**Records for processing**
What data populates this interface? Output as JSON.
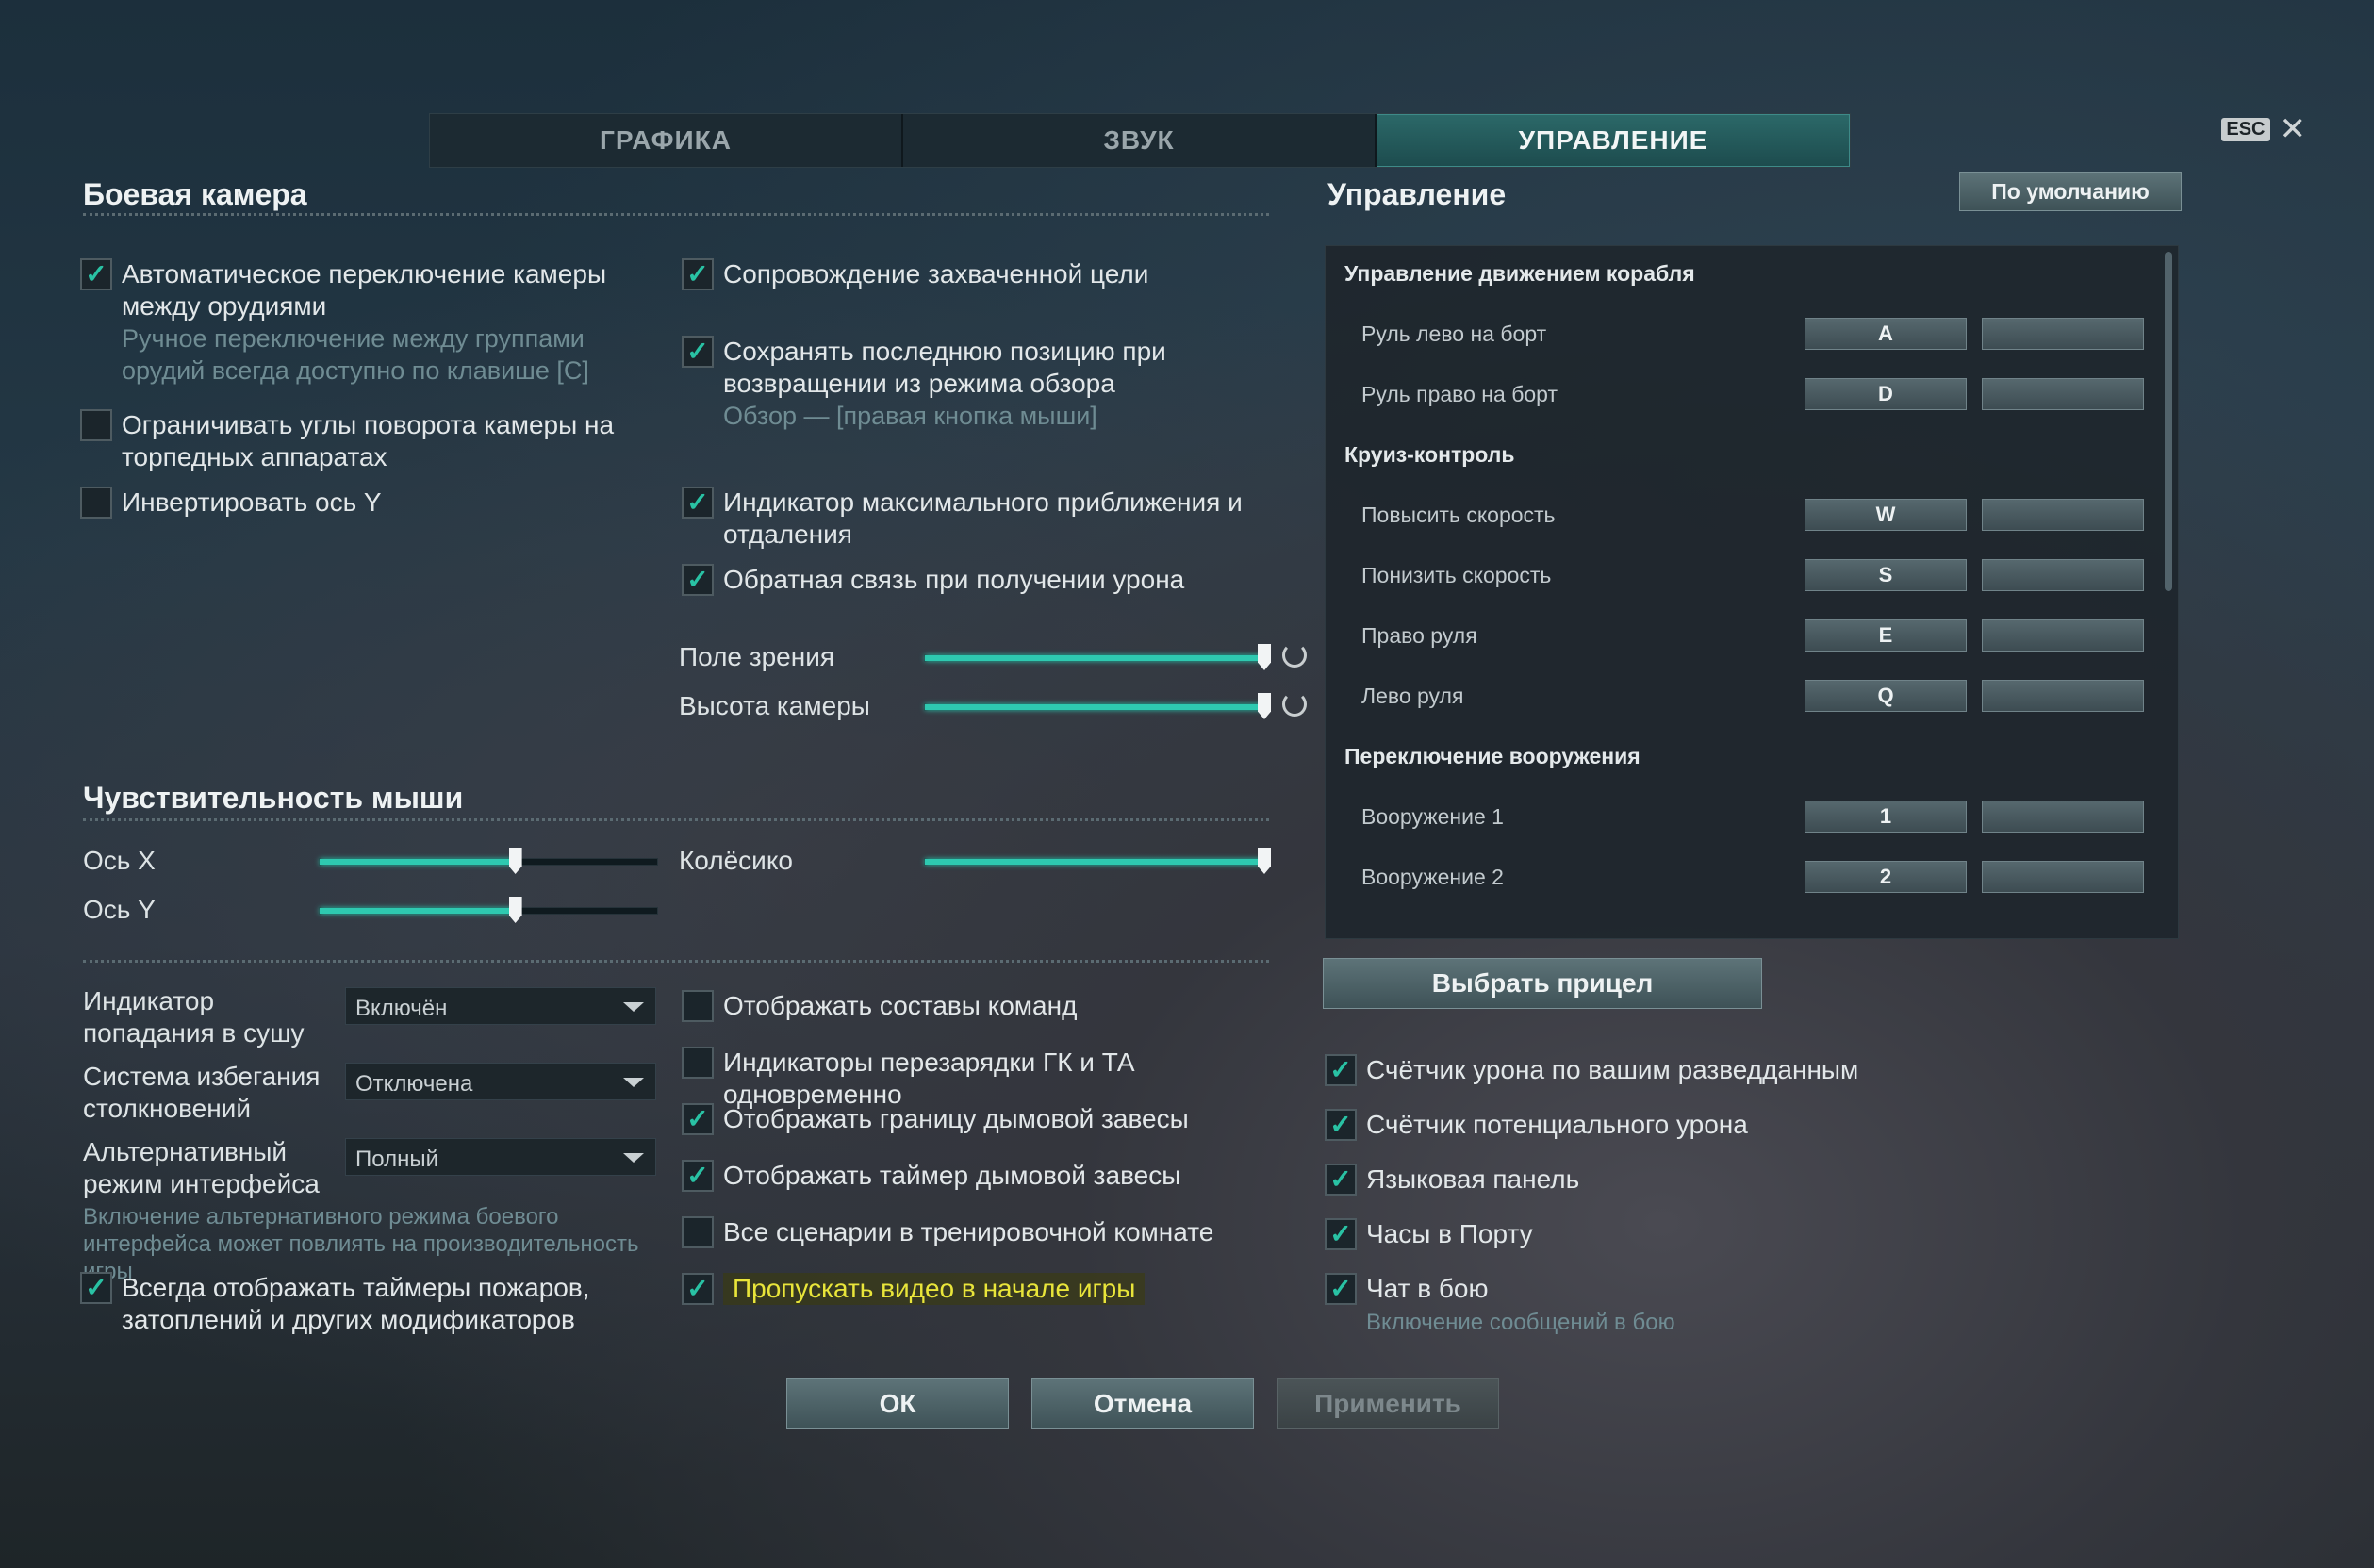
{
  "tabs": [
    "ГРАФИКА",
    "ЗВУК",
    "УПРАВЛЕНИЕ"
  ],
  "esc": {
    "badge": "ESC",
    "close": "✕"
  },
  "camera": {
    "title": "Боевая камера",
    "auto_switch": {
      "label": "Автоматическое переключение камеры между орудиями",
      "hint": "Ручное переключение между группами орудий всегда доступно по клавише [C]",
      "checked": true
    },
    "limit_angles": {
      "label": "Ограничивать углы поворота камеры на торпедных аппаратах",
      "checked": false
    },
    "invert_y": {
      "label": "Инвертировать ось Y",
      "checked": false
    },
    "track_target": {
      "label": "Сопровождение захваченной цели",
      "checked": true
    },
    "save_position": {
      "label": "Сохранять последнюю позицию при возвращении из режима обзора",
      "hint": "Обзор — [правая кнопка мыши]",
      "checked": true
    },
    "zoom_indicator": {
      "label": "Индикатор максимального приближения и отдаления",
      "checked": true
    },
    "damage_feedback": {
      "label": "Обратная связь при получении урона",
      "checked": true
    },
    "fov": {
      "label": "Поле зрения",
      "value": 1.0
    },
    "height": {
      "label": "Высота камеры",
      "value": 1.0
    }
  },
  "mouse": {
    "title": "Чувствительность мыши",
    "x": {
      "label": "Ось X",
      "value": 0.58
    },
    "y": {
      "label": "Ось Y",
      "value": 0.58
    },
    "wheel": {
      "label": "Колёсико",
      "value": 1.0
    }
  },
  "misc": {
    "hit_indicator": {
      "label": "Индикатор попадания в сушу",
      "value": "Включён"
    },
    "collision": {
      "label": "Система избегания столкновений",
      "value": "Отключена"
    },
    "alt_mode": {
      "label": "Альтернативный режим интерфейса",
      "value": "Полный"
    },
    "alt_hint": "Включение альтернативного режима боевого интерфейса может повлиять на производительность игры",
    "timers": {
      "label": "Всегда отображать таймеры пожаров, затоплений и других модификаторов",
      "checked": true
    },
    "team_roster": {
      "label": "Отображать составы команд",
      "checked": false
    },
    "reload_ind": {
      "label": "Индикаторы перезарядки ГК и ТА одновременно",
      "checked": false
    },
    "smoke_border": {
      "label": "Отображать границу дымовой завесы",
      "checked": true
    },
    "smoke_timer": {
      "label": "Отображать таймер дымовой завесы",
      "checked": true
    },
    "training": {
      "label": "Все сценарии в тренировочной комнате",
      "checked": false
    },
    "skip_video": {
      "label": "Пропускать видео в начале игры",
      "checked": true
    }
  },
  "controls": {
    "title": "Управление",
    "default_btn": "По умолчанию",
    "groups": {
      "movement": "Управление движением корабля",
      "cruise": "Круиз-контроль",
      "weapons": "Переключение вооружения"
    },
    "rows": [
      {
        "label": "Руль лево на борт",
        "key": "A"
      },
      {
        "label": "Руль право на борт",
        "key": "D"
      },
      {
        "label": "Повысить скорость",
        "key": "W"
      },
      {
        "label": "Понизить скорость",
        "key": "S"
      },
      {
        "label": "Право руля",
        "key": "E"
      },
      {
        "label": "Лево руля",
        "key": "Q"
      },
      {
        "label": "Вооружение 1",
        "key": "1"
      },
      {
        "label": "Вооружение 2",
        "key": "2"
      }
    ],
    "choose_sight": "Выбрать прицел"
  },
  "right_options": {
    "spot_damage": {
      "label": "Счётчик урона по вашим разведданным",
      "checked": true
    },
    "potential_damage": {
      "label": "Счётчик потенциального урона",
      "checked": true
    },
    "lang_panel": {
      "label": "Языковая панель",
      "checked": true
    },
    "port_clock": {
      "label": "Часы в Порту",
      "checked": true
    },
    "battle_chat": {
      "label": "Чат в бою",
      "hint": "Включение сообщений в бою",
      "checked": true
    }
  },
  "footer": {
    "ok": "ОК",
    "cancel": "Отмена",
    "apply": "Применить"
  },
  "colors": {
    "accent": "#2ec9b0",
    "highlight": "#e9e53a"
  }
}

**Task prompt**
Reply with nothing but the number of lines that contain the word "завесы".

**Written reply**
2